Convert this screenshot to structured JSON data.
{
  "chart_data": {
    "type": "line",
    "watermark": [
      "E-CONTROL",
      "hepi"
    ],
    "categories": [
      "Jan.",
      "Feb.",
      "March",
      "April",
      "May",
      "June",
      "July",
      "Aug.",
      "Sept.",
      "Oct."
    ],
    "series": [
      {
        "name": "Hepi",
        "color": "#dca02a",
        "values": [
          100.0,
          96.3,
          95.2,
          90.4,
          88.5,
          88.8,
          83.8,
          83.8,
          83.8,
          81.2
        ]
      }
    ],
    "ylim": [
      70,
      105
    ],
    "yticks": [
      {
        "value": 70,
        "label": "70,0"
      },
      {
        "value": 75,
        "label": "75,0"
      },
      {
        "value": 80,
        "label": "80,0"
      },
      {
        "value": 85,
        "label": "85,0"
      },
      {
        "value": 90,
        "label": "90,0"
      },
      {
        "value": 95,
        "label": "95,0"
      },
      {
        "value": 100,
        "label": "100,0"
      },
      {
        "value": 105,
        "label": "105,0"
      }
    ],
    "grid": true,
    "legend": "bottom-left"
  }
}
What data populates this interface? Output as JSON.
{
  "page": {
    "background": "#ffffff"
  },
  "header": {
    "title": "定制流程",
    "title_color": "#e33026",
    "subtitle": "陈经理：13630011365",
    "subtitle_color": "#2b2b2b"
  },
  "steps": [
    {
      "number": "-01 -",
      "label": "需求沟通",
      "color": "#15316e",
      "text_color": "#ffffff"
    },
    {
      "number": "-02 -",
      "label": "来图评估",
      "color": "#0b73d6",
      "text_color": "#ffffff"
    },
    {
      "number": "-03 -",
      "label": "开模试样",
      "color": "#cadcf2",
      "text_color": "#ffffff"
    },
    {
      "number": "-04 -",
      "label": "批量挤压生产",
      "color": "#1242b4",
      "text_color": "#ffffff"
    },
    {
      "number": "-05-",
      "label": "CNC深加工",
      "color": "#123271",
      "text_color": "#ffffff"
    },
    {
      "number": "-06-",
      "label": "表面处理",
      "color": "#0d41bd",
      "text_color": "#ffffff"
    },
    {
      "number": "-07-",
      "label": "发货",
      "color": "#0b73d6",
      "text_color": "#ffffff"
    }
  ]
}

★ ★ ★ ★

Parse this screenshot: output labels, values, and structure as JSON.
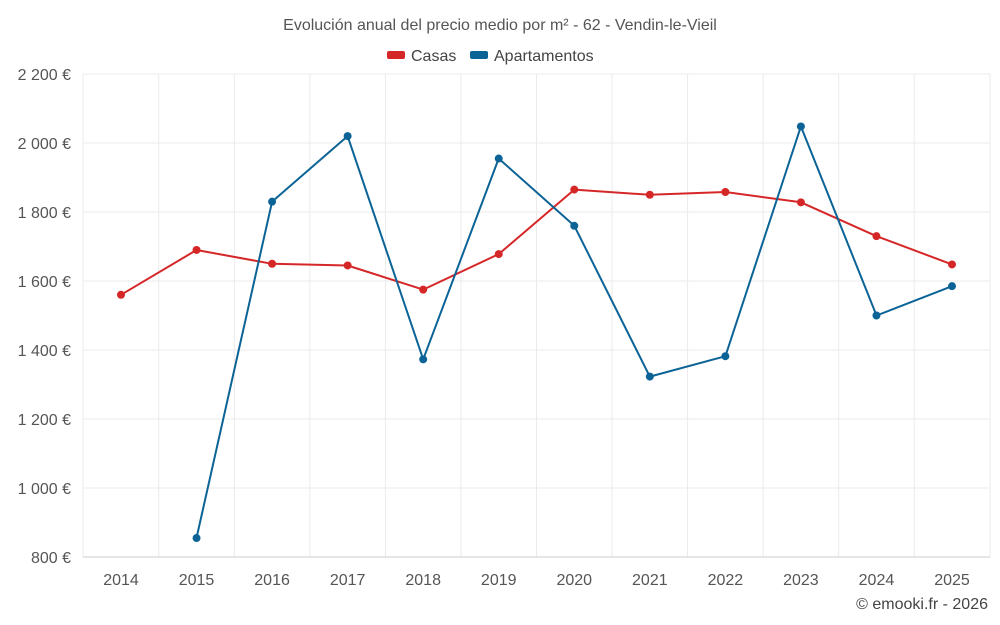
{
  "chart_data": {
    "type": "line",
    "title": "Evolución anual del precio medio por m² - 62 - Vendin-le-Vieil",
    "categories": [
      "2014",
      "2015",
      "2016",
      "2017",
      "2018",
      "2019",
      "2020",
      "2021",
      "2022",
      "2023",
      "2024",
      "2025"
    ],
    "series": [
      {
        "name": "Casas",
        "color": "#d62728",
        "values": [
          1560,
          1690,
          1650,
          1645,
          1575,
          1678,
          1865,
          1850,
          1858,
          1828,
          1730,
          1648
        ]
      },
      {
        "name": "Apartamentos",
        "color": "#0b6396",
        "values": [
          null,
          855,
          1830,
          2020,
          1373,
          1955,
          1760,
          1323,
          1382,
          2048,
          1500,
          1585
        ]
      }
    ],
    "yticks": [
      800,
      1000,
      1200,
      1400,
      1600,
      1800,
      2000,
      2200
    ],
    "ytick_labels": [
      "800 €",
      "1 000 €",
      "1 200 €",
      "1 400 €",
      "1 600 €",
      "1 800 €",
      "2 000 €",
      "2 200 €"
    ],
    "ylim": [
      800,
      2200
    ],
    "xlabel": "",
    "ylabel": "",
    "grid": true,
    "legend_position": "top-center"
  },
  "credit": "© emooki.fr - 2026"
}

★ ★ ★ ★

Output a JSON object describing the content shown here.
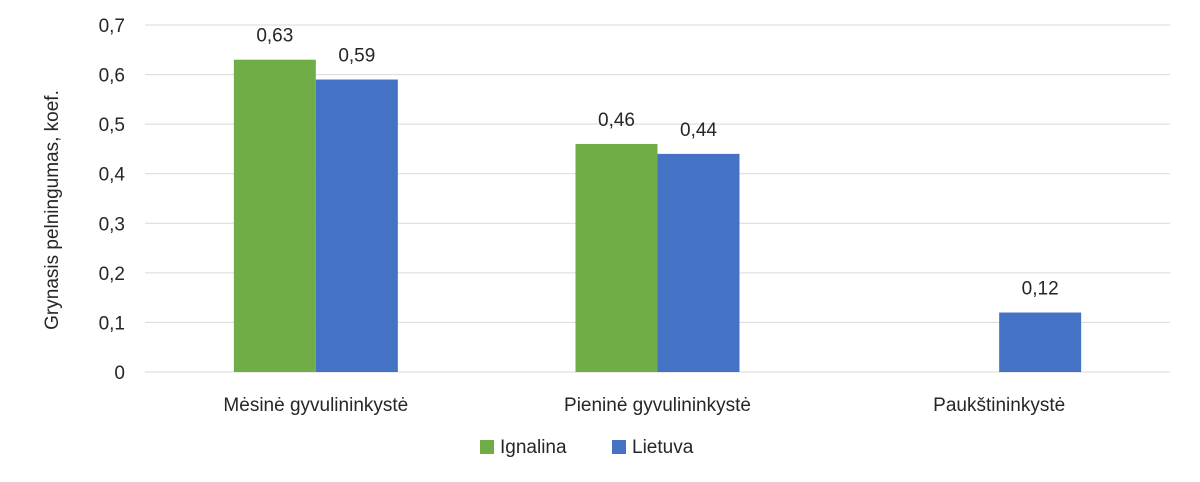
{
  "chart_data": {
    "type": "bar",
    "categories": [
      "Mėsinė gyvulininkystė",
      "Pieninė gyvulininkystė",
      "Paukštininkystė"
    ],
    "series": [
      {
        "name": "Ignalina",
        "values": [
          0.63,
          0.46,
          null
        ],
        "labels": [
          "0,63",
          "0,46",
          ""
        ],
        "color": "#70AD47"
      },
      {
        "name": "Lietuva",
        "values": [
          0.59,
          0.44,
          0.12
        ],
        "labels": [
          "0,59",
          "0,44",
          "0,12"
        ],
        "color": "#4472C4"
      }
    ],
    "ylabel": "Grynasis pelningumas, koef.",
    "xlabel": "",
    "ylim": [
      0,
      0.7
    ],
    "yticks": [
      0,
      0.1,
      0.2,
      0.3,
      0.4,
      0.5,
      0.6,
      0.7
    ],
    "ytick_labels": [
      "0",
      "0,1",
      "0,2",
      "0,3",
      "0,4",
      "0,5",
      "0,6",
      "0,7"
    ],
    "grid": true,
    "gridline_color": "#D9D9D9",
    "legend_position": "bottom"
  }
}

★ ★ ★ ★

• **Problem requirements**: Filter out all lines lacking the word "number" and copy the rest.

• **Task result**:
      "number": "-01 -",
      "number": "-02 -",
      "number": "-03 -",
      "number": "-04 -",
      "number": "-05-",
      "number": "-06-",
      "number": "-07-",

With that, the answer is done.